[What the task requires]:
Search the material and gather each line with "advanced" in it.

[Record list]:

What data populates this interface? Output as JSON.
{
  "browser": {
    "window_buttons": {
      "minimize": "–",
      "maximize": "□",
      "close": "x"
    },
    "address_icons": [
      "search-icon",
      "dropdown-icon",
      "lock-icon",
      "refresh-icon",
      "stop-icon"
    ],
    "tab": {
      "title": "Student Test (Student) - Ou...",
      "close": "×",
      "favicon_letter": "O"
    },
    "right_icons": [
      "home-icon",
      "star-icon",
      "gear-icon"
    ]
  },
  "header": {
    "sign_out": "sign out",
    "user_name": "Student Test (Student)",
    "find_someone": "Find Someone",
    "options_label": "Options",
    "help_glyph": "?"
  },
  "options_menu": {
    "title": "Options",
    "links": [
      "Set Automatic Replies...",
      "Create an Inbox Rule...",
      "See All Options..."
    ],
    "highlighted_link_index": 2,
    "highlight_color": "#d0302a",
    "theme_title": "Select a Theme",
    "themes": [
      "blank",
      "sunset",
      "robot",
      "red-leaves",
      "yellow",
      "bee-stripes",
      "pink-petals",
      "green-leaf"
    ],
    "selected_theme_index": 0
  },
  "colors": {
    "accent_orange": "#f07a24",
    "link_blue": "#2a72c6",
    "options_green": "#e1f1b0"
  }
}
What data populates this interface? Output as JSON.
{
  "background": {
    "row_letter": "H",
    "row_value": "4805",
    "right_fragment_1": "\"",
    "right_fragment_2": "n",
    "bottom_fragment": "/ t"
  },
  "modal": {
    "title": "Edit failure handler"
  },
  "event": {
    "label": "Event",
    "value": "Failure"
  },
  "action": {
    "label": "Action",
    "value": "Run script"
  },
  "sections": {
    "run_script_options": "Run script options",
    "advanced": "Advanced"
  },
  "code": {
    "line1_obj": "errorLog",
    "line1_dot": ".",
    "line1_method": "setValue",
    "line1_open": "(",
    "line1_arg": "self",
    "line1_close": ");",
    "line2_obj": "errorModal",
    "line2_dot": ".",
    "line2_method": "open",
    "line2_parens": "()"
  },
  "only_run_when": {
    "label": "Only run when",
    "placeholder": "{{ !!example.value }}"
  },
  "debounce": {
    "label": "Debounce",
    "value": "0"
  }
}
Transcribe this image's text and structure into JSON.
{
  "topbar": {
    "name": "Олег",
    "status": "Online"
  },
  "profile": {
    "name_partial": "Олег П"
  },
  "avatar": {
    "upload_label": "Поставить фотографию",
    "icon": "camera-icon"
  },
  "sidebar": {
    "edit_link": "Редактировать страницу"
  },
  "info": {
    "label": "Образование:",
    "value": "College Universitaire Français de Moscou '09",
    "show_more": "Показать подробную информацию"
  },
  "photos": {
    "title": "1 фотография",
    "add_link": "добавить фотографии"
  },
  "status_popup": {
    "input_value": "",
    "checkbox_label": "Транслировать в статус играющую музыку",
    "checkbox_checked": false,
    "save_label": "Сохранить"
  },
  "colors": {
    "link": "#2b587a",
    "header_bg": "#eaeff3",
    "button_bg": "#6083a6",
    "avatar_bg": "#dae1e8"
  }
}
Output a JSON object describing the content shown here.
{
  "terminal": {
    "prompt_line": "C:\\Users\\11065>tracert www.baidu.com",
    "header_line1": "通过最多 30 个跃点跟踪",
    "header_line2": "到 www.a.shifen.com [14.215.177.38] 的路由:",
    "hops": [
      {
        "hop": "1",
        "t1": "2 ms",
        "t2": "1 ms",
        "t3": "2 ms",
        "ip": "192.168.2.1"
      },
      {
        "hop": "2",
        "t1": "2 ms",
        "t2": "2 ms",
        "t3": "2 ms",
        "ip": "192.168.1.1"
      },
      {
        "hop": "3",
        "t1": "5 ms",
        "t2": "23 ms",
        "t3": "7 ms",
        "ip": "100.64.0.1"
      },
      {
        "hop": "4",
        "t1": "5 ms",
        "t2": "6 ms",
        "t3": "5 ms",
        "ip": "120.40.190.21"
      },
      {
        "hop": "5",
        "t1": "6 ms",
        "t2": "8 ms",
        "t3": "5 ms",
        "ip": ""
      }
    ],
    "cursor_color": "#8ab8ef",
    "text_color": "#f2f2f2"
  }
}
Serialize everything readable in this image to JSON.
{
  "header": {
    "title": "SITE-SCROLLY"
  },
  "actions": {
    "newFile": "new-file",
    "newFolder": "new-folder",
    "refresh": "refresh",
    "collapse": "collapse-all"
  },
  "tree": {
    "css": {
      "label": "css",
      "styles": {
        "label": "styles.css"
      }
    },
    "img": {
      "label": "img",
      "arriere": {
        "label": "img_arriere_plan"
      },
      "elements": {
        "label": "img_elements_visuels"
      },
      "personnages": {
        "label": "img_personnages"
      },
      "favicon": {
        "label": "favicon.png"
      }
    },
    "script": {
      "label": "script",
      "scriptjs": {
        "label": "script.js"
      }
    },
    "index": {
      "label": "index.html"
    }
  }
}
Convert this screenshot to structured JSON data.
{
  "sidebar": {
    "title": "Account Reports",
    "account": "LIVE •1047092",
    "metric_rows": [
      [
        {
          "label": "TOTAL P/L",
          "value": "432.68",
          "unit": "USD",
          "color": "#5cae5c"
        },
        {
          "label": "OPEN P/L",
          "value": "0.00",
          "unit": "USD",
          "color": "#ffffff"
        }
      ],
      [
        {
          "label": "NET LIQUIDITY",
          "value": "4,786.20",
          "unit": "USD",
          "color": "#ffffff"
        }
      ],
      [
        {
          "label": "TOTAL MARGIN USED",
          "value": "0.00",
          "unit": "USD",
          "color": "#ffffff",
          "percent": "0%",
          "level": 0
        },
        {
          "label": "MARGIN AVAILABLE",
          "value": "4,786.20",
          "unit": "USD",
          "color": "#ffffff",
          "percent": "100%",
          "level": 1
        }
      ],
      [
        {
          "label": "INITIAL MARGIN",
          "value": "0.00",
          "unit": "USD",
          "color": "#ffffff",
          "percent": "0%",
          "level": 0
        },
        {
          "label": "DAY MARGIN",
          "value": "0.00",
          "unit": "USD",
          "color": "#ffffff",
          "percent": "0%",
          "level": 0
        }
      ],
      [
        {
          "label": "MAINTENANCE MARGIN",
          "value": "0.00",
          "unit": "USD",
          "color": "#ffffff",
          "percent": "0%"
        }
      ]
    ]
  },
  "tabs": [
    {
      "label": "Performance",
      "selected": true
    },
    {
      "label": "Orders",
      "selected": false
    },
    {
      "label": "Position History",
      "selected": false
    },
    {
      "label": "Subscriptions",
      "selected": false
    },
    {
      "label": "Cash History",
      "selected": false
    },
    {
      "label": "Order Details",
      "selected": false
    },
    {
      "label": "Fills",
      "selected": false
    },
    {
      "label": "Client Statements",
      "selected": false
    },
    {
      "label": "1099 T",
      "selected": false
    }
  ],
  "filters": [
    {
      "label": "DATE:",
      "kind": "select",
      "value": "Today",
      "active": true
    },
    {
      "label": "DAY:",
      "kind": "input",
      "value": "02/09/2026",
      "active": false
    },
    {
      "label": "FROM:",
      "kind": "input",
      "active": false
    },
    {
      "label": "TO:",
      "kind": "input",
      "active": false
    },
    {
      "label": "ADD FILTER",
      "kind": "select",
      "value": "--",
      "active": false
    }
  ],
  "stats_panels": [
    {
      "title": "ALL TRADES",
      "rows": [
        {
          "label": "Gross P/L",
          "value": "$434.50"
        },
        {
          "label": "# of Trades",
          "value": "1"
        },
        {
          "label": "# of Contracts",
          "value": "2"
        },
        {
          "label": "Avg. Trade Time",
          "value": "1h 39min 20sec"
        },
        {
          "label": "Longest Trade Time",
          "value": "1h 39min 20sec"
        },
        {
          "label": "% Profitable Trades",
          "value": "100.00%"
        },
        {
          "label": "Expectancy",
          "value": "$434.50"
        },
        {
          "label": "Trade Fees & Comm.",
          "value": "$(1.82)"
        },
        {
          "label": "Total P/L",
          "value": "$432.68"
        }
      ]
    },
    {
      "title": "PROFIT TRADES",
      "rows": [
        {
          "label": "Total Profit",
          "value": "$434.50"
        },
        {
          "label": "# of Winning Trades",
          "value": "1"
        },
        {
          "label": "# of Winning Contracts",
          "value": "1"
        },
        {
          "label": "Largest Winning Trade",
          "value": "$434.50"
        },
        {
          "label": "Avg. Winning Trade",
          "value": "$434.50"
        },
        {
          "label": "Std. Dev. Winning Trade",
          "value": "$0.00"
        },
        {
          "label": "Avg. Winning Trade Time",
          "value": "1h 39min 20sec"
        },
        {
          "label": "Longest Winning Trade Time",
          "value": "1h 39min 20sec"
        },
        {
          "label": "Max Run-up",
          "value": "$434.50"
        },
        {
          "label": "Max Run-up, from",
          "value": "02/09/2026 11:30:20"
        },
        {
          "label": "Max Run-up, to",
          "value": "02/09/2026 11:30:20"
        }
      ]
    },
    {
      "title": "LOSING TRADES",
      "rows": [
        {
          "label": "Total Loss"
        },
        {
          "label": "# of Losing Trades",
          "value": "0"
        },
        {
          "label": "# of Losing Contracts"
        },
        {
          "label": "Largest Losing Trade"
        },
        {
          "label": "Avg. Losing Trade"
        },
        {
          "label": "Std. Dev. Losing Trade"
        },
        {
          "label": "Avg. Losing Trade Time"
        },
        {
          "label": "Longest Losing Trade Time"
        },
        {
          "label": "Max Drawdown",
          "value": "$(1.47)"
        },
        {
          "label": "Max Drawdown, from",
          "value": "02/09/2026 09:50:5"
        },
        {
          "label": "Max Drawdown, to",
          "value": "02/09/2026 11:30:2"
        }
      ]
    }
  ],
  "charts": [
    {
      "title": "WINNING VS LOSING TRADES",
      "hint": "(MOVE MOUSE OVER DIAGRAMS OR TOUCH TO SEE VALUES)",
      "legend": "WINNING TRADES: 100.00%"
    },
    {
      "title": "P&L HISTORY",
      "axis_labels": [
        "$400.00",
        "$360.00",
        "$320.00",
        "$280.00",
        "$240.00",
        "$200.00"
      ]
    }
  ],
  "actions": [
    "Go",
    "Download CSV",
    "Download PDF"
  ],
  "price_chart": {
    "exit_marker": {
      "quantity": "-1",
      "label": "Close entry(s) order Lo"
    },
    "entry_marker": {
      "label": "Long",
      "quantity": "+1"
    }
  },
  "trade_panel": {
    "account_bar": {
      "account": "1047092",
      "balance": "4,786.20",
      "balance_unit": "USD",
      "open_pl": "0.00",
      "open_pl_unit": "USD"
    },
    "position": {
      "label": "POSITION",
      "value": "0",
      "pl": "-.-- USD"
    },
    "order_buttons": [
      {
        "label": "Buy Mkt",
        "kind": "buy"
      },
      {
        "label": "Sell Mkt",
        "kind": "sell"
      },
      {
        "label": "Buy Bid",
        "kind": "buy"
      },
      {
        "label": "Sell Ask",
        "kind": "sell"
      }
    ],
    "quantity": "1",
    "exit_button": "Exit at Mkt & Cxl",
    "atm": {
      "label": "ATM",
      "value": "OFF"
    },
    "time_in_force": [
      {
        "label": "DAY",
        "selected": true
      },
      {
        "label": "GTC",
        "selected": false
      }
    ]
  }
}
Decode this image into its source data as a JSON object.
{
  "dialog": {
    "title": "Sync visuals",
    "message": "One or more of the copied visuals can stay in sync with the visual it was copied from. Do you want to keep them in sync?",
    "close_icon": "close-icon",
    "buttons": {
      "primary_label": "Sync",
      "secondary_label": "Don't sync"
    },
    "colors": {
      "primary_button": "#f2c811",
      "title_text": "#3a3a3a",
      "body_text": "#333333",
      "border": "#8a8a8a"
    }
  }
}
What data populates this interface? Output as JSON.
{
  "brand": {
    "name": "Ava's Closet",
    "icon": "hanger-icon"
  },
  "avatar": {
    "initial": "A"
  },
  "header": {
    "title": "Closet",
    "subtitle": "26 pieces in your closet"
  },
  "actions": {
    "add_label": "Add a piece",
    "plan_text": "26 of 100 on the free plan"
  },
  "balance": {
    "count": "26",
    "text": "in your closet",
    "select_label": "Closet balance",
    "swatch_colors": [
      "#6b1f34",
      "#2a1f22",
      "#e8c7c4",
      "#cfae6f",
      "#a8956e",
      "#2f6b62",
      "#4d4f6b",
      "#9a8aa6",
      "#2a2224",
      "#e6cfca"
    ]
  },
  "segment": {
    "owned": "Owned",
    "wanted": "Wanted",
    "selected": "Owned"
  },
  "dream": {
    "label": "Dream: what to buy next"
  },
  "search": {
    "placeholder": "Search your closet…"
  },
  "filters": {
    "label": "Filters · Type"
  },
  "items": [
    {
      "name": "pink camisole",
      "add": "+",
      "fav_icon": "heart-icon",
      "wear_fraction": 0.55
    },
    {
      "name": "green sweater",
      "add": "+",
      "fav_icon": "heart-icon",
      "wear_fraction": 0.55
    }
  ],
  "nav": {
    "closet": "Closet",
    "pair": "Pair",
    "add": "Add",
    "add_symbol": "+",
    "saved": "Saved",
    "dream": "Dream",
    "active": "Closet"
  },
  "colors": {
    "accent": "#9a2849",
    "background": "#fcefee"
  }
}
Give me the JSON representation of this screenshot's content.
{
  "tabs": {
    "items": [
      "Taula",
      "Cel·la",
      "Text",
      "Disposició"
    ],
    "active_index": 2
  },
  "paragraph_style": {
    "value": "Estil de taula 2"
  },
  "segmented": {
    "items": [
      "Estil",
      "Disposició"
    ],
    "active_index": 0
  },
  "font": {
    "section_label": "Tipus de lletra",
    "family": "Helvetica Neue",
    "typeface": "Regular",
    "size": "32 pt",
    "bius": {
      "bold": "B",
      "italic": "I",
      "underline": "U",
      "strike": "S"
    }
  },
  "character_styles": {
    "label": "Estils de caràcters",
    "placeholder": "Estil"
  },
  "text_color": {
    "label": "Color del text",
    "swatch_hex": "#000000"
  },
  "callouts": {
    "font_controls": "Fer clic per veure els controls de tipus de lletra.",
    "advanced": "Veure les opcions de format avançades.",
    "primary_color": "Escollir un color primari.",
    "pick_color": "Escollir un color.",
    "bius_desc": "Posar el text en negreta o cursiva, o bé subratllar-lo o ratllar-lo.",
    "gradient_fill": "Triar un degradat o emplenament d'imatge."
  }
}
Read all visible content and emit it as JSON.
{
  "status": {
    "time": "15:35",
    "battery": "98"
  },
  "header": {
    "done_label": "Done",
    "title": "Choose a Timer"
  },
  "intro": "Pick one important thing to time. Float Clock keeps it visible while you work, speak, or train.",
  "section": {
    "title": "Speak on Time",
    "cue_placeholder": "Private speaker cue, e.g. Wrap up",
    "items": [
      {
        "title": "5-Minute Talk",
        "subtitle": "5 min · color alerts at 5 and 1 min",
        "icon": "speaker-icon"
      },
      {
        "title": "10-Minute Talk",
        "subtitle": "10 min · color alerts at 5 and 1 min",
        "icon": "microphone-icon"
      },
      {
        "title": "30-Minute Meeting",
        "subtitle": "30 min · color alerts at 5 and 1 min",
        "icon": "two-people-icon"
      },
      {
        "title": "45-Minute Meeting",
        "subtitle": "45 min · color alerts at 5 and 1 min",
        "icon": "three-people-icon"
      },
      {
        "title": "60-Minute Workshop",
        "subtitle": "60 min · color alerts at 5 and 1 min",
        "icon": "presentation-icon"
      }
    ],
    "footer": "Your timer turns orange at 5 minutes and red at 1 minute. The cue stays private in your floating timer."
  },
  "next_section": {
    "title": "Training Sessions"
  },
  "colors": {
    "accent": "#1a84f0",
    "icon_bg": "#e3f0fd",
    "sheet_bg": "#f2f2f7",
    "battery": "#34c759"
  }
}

[Written solution]:
    "advanced": "Advanced"
    "advanced": "Veure les opcions de format avançades.",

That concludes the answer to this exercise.